▶ [INSTRUCTIONS TO FOLLOW]
Copy out the listing that follows, exactly, without its pictures.

###

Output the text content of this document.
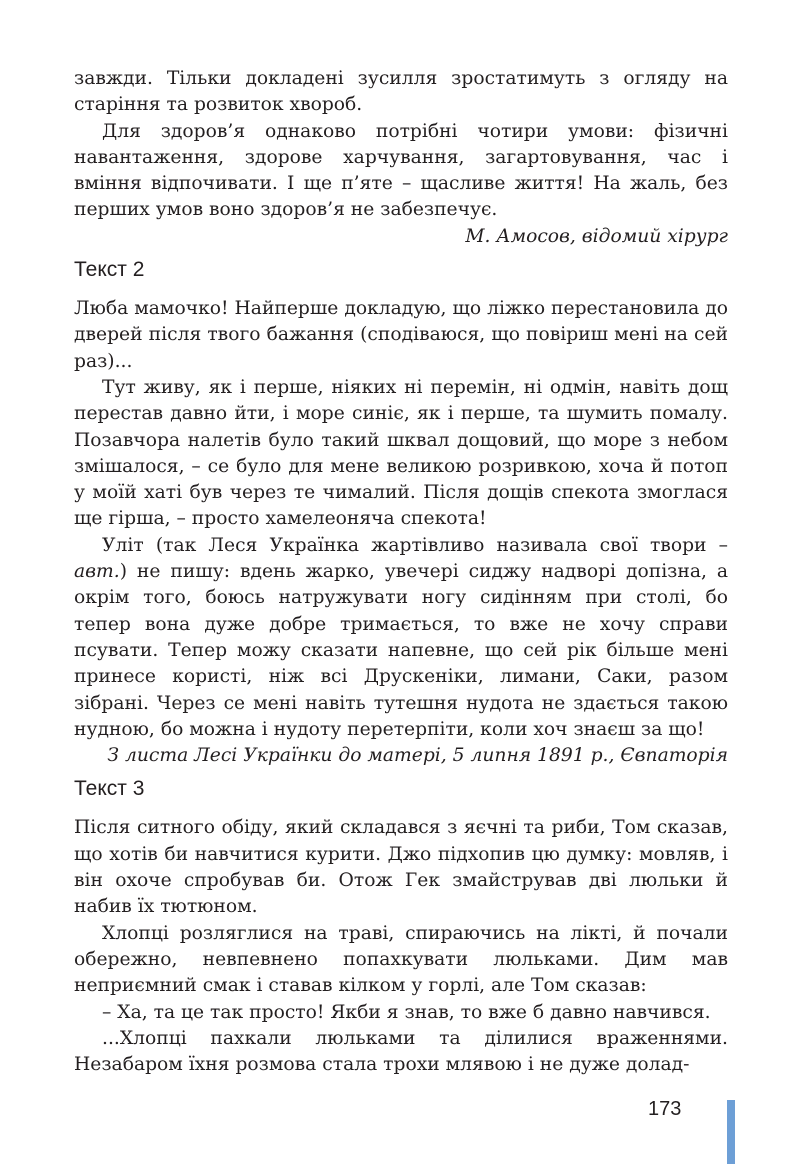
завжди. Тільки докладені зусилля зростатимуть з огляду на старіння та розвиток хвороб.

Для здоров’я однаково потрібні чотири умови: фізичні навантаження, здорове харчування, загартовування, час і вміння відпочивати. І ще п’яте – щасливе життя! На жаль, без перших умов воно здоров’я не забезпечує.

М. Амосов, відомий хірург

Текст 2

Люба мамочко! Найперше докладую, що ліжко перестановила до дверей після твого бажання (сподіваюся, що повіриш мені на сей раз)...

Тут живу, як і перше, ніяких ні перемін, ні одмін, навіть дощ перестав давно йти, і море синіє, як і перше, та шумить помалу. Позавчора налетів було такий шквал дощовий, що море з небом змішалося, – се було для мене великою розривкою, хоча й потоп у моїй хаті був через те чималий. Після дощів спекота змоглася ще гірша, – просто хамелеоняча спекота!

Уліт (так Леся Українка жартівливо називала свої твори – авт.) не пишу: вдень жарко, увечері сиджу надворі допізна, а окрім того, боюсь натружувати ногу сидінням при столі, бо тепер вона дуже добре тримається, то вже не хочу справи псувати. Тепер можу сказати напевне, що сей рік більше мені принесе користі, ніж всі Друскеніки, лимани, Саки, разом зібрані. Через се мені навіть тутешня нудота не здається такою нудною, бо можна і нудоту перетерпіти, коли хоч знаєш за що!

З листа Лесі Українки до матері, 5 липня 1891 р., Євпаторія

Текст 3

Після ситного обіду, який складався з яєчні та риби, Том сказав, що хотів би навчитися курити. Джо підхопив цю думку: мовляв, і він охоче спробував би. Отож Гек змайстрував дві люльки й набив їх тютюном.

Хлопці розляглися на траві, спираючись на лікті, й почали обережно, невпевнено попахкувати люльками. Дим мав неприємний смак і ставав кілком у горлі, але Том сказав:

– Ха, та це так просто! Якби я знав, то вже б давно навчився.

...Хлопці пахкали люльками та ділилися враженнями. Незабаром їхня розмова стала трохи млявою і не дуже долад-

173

###

▶ [RESPONSE TO THIS TASK]
Output the text content of this document.
завжди. Тільки докладені зусилля зростатимуть з огляду на старіння та розвиток хвороб.

Для здоров’я однаково потрібні чотири умови: фізичні навантаження, здорове харчування, загартовування, час і вміння відпочивати. І ще п’яте – щасливе життя! На жаль, без перших умов воно здоров’я не забезпечує.

М. Амосов, відомий хірург

Текст 2

Люба мамочко! Найперше докладую, що ліжко перестановила до дверей після твого бажання (сподіваюся, що повіриш мені на сей раз)...

Тут живу, як і перше, ніяких ні перемін, ні одмін, навіть дощ перестав давно йти, і море синіє, як і перше, та шумить помалу. Позавчора налетів було такий шквал дощовий, що море з небом змішалося, – се було для мене великою розривкою, хоча й потоп у моїй хаті був через те чималий. Після дощів спекота змоглася ще гірша, – просто хамелеоняча спекота!

Уліт (так Леся Українка жартівливо називала свої твори – авт.) не пишу: вдень жарко, увечері сиджу надворі допізна, а окрім того, боюсь натружувати ногу сидінням при столі, бо тепер вона дуже добре тримається, то вже не хочу справи псувати. Тепер можу сказати напевне, що сей рік більше мені принесе користі, ніж всі Друскеніки, лимани, Саки, разом зібрані. Через се мені навіть тутешня нудота не здається такою нудною, бо можна і нудоту перетерпіти, коли хоч знаєш за що!

З листа Лесі Українки до матері, 5 липня 1891 р., Євпаторія

Текст 3

Після ситного обіду, який складався з яєчні та риби, Том сказав, що хотів би навчитися курити. Джо підхопив цю думку: мовляв, і він охоче спробував би. Отож Гек змайстрував дві люльки й набив їх тютюном.

Хлопці розляглися на траві, спираючись на лікті, й почали обережно, невпевнено попахкувати люльками. Дим мав неприємний смак і ставав кілком у горлі, але Том сказав:

– Ха, та це так просто! Якби я знав, то вже б давно навчився.

...Хлопці пахкали люльками та ділилися враженнями. Незабаром їхня розмова стала трохи млявою і не дуже долад-

173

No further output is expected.